(Figure contents as structured data)
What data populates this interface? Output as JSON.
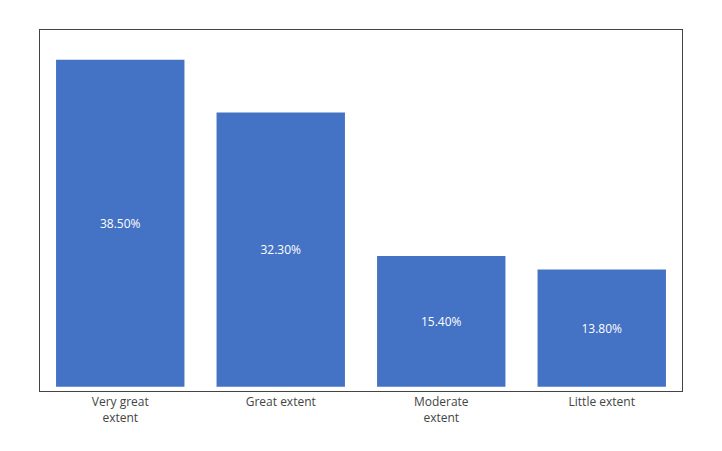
{
  "chart_data": {
    "type": "bar",
    "categories": [
      "Very great\nextent",
      "Great extent",
      "Moderate\nextent",
      "Little extent"
    ],
    "values": [
      38.5,
      32.3,
      15.4,
      13.8
    ],
    "value_labels": [
      "38.50%",
      "32.30%",
      "15.40%",
      "13.80%"
    ],
    "data_labels": true,
    "color": "#4472C4",
    "ylim": [
      -0.5,
      42
    ],
    "yticks": [],
    "grid": false,
    "tick_labels": "x"
  }
}
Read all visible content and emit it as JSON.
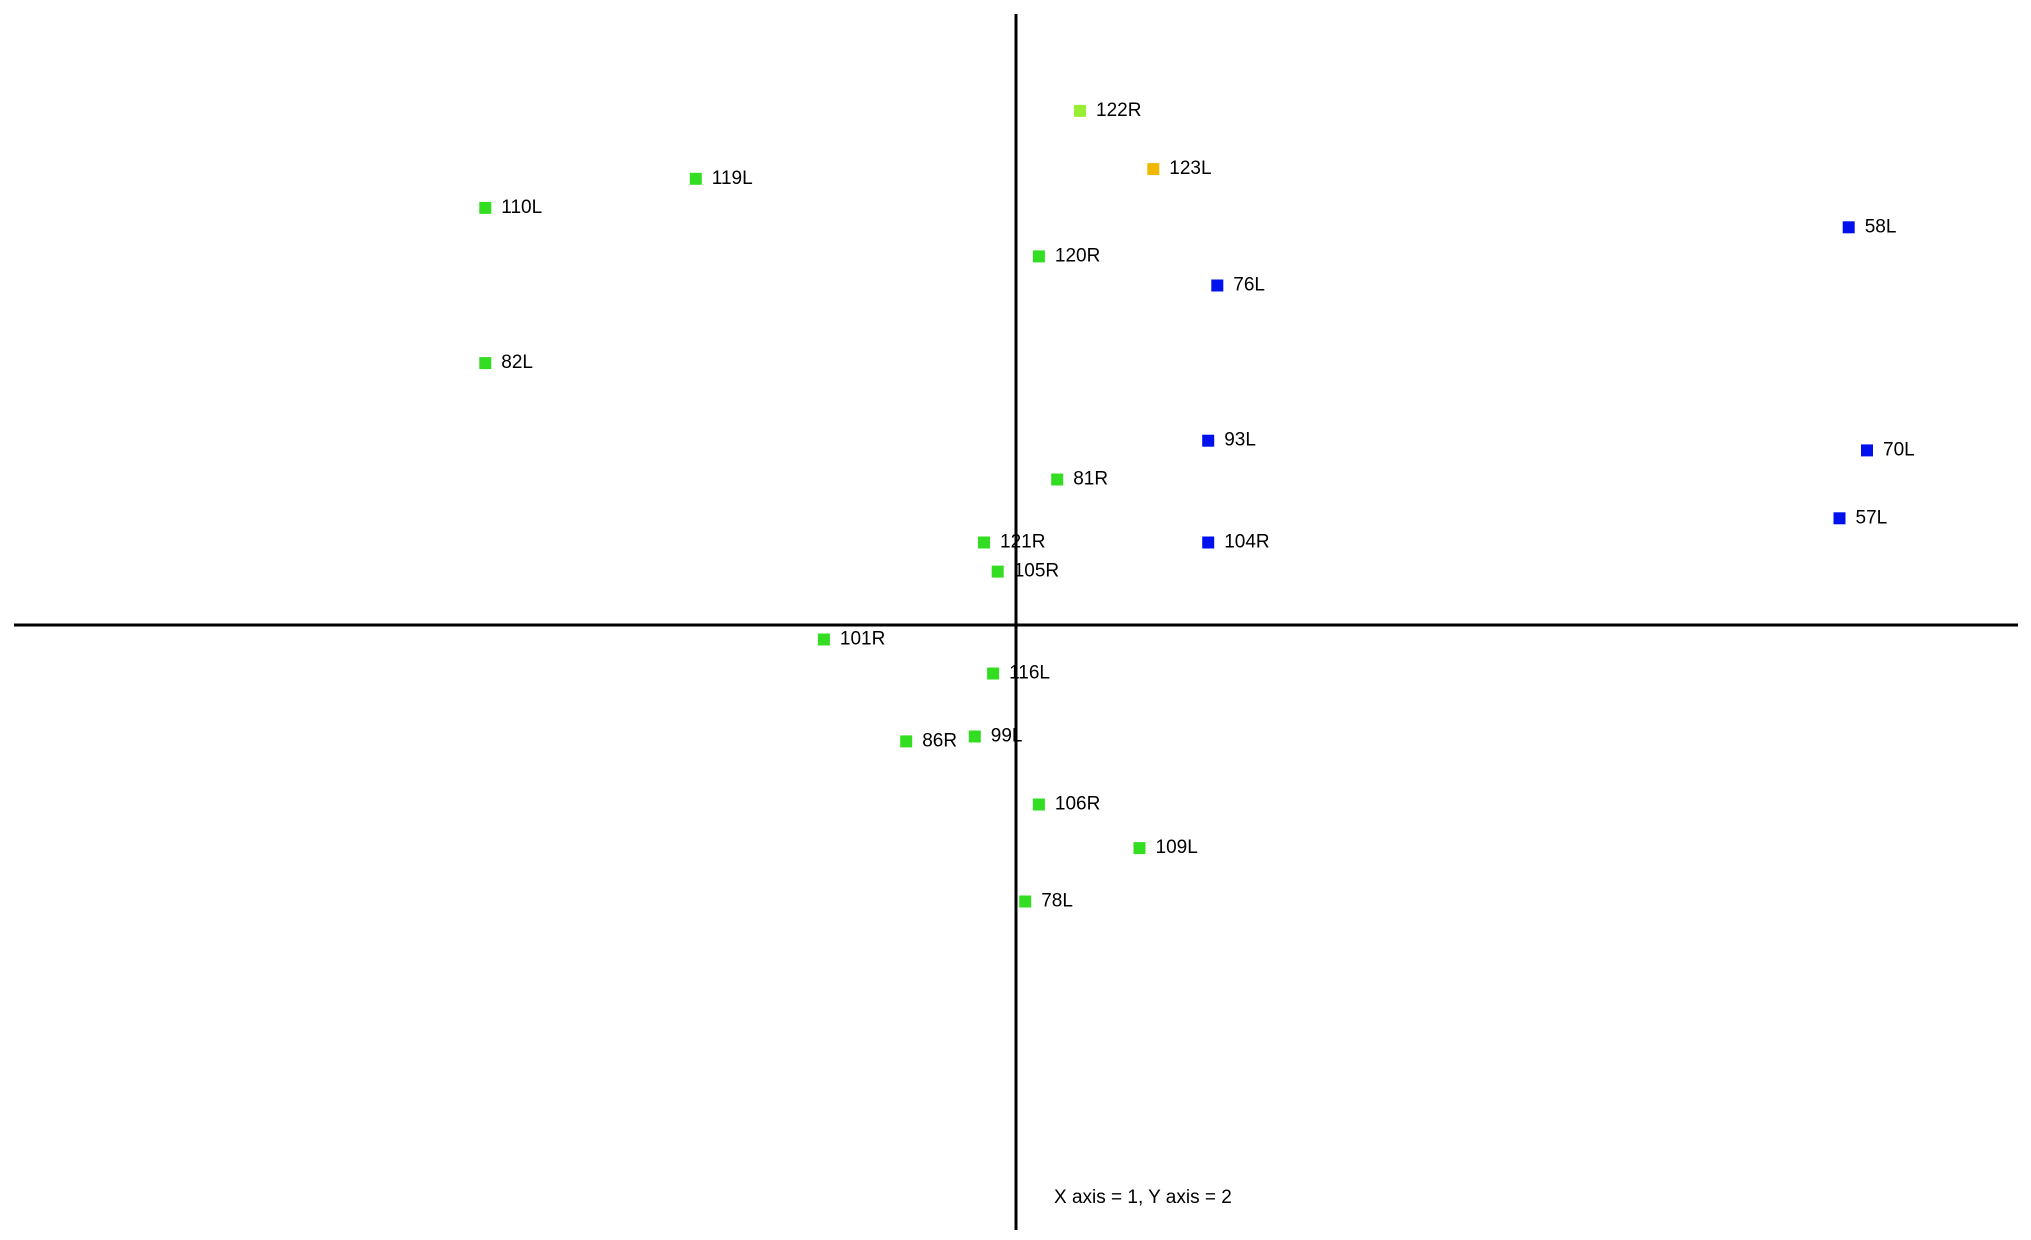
{
  "chart_data": {
    "type": "scatter",
    "caption": "X axis = 1, Y axis = 2",
    "xlim": [
      -10,
      10
    ],
    "ylim": [
      -6,
      6
    ],
    "points": [
      {
        "label": "122R",
        "x": 0.7,
        "y": 5.3,
        "color": "#99ee33"
      },
      {
        "label": "123L",
        "x": 1.5,
        "y": 4.7,
        "color": "#f0b800"
      },
      {
        "label": "119L",
        "x": -3.5,
        "y": 4.6,
        "color": "#33dd22"
      },
      {
        "label": "110L",
        "x": -5.8,
        "y": 4.3,
        "color": "#33dd22"
      },
      {
        "label": "58L",
        "x": 9.1,
        "y": 4.1,
        "color": "#0011ee"
      },
      {
        "label": "120R",
        "x": 0.25,
        "y": 3.8,
        "color": "#33dd22"
      },
      {
        "label": "76L",
        "x": 2.2,
        "y": 3.5,
        "color": "#0011ee"
      },
      {
        "label": "82L",
        "x": -5.8,
        "y": 2.7,
        "color": "#33dd22"
      },
      {
        "label": "93L",
        "x": 2.1,
        "y": 1.9,
        "color": "#0011ee"
      },
      {
        "label": "70L",
        "x": 9.3,
        "y": 1.8,
        "color": "#0011ee"
      },
      {
        "label": "81R",
        "x": 0.45,
        "y": 1.5,
        "color": "#33dd22"
      },
      {
        "label": "57L",
        "x": 9.0,
        "y": 1.1,
        "color": "#0011ee"
      },
      {
        "label": "121R",
        "x": -0.35,
        "y": 0.85,
        "color": "#33dd22"
      },
      {
        "label": "104R",
        "x": 2.1,
        "y": 0.85,
        "color": "#0011ee"
      },
      {
        "label": "105R",
        "x": -0.2,
        "y": 0.55,
        "color": "#33dd22"
      },
      {
        "label": "101R",
        "x": -2.1,
        "y": -0.15,
        "color": "#33dd22"
      },
      {
        "label": "116L",
        "x": -0.25,
        "y": -0.5,
        "color": "#33dd22"
      },
      {
        "label": "99L",
        "x": -0.45,
        "y": -1.15,
        "color": "#33dd22"
      },
      {
        "label": "86R",
        "x": -1.2,
        "y": -1.2,
        "color": "#33dd22"
      },
      {
        "label": "106R",
        "x": 0.25,
        "y": -1.85,
        "color": "#33dd22"
      },
      {
        "label": "109L",
        "x": 1.35,
        "y": -2.3,
        "color": "#33dd22"
      },
      {
        "label": "78L",
        "x": 0.1,
        "y": -2.85,
        "color": "#33dd22"
      }
    ]
  }
}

● WHAT YOU HAVE TO DO
Show every line from the listing above in which the string "nextent" appears.

● RESULT
      "Very great\nextent",
      "Moderate\nextent",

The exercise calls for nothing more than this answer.